# YOUR INSTRUCTIONS
Convert the lines of the records, from the first line through the line containing "legend-item: 10万円～20万円 [492, 821, 603, 840]", into a JSON list of strings with one string for each line, leaving out any blank lines.

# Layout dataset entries
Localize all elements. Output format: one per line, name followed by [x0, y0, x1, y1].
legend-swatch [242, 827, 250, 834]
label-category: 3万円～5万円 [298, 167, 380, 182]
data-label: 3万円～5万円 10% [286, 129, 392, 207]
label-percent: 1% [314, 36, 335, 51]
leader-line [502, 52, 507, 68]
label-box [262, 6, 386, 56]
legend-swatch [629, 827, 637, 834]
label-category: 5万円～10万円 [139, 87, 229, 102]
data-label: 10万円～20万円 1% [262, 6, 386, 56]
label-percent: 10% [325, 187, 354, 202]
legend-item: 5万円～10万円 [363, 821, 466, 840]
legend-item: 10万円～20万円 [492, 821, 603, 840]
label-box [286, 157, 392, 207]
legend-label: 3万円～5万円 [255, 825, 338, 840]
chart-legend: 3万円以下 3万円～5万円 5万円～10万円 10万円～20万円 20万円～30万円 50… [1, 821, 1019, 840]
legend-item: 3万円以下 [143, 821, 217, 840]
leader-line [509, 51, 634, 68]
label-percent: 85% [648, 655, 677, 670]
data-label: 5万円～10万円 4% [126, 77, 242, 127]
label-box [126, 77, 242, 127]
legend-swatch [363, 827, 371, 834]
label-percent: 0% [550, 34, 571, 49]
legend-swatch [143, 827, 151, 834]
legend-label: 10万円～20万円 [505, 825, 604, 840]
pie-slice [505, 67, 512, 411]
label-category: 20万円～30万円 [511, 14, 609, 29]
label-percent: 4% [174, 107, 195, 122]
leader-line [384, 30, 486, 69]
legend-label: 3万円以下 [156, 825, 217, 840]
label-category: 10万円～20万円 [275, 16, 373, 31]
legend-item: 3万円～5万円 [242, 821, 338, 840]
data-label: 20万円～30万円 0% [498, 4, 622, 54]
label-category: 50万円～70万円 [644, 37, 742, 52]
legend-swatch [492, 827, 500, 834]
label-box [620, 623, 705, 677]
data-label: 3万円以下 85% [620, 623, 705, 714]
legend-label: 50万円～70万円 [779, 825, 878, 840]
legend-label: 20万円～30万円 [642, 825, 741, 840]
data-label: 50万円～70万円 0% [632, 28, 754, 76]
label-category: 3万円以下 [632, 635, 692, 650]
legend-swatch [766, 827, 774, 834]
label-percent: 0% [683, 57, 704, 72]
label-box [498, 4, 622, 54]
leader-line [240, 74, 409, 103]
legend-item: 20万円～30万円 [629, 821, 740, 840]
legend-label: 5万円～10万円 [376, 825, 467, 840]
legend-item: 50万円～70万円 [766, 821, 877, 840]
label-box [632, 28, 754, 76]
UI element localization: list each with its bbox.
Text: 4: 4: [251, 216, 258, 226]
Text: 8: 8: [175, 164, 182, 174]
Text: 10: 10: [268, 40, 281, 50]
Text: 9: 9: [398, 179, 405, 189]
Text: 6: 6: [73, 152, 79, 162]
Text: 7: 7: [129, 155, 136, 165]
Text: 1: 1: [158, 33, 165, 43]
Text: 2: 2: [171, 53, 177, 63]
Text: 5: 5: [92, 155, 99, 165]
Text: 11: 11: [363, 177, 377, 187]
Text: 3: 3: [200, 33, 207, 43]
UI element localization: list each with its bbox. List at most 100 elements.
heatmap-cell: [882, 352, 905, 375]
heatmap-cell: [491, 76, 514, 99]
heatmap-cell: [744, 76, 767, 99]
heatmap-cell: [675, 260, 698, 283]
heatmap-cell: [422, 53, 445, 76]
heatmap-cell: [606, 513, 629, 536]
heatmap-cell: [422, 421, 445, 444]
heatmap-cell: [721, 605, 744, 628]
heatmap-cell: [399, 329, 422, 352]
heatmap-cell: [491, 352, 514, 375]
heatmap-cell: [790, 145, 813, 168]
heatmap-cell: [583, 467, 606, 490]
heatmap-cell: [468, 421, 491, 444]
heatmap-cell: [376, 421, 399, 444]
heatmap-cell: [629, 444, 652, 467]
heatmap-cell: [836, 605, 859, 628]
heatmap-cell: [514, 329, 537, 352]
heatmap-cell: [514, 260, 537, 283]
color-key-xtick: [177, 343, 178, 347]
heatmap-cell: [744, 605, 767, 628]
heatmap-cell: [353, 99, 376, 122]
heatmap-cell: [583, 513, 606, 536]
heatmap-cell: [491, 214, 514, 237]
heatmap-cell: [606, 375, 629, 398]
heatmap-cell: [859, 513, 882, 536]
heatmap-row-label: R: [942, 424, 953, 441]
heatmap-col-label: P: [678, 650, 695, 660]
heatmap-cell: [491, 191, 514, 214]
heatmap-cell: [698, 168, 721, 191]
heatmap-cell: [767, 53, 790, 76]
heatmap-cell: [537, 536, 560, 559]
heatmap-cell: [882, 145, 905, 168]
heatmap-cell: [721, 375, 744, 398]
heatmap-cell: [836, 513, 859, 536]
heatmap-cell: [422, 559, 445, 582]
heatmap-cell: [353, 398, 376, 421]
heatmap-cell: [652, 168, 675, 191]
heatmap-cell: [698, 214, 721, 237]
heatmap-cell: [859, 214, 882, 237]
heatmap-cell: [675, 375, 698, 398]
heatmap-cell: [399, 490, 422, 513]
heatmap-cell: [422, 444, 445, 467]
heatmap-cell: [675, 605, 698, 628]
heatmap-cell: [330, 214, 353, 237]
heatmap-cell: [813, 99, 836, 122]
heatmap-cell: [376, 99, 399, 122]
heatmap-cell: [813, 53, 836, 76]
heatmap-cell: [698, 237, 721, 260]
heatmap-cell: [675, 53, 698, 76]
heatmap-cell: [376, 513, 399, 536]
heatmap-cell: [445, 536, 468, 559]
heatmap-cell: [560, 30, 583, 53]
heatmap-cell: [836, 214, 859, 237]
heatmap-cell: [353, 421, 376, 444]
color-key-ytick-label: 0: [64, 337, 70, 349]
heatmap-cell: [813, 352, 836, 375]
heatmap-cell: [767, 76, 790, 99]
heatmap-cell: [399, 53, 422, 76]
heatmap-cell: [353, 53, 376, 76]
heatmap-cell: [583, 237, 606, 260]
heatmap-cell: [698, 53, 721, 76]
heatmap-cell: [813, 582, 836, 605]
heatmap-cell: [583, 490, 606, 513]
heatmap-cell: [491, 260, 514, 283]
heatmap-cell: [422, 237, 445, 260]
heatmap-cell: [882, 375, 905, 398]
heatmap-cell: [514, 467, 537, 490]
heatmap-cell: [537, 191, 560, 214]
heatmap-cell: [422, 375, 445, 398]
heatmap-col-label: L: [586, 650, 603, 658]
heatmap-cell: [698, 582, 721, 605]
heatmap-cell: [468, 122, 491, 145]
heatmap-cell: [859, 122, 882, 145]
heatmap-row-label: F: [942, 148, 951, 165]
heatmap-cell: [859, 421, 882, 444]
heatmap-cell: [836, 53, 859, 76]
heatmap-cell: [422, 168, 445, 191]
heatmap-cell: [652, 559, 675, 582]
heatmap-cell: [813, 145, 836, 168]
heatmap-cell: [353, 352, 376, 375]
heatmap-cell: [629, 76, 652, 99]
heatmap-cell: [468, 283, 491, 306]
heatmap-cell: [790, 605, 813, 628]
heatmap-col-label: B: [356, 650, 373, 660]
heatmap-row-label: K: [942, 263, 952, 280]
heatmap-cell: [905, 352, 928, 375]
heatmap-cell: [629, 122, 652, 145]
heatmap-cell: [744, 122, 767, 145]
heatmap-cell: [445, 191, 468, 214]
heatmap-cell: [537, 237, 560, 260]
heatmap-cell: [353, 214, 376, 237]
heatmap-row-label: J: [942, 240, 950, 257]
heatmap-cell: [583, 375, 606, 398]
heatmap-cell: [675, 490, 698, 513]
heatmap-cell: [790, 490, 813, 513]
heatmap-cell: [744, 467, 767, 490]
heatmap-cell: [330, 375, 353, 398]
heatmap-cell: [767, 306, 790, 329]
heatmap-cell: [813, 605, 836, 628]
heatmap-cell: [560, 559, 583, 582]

# SOLUTION BELOW
[
  "Localize all elements. Output format: one per line, name followed by [x0, y0, x1, y1].",
  "legend-swatch [242, 827, 250, 834]",
  "label-category: 3万円～5万円 [298, 167, 380, 182]",
  "data-label: 3万円～5万円 10% [286, 129, 392, 207]",
  "label-percent: 1% [314, 36, 335, 51]",
  "leader-line [502, 52, 507, 68]",
  "label-box [262, 6, 386, 56]",
  "legend-swatch [629, 827, 637, 834]",
  "label-category: 5万円～10万円 [139, 87, 229, 102]",
  "data-label: 10万円～20万円 1% [262, 6, 386, 56]",
  "label-percent: 10% [325, 187, 354, 202]",
  "legend-item: 5万円～10万円 [363, 821, 466, 840]",
  "legend-item: 10万円～20万円 [492, 821, 603, 840]"
]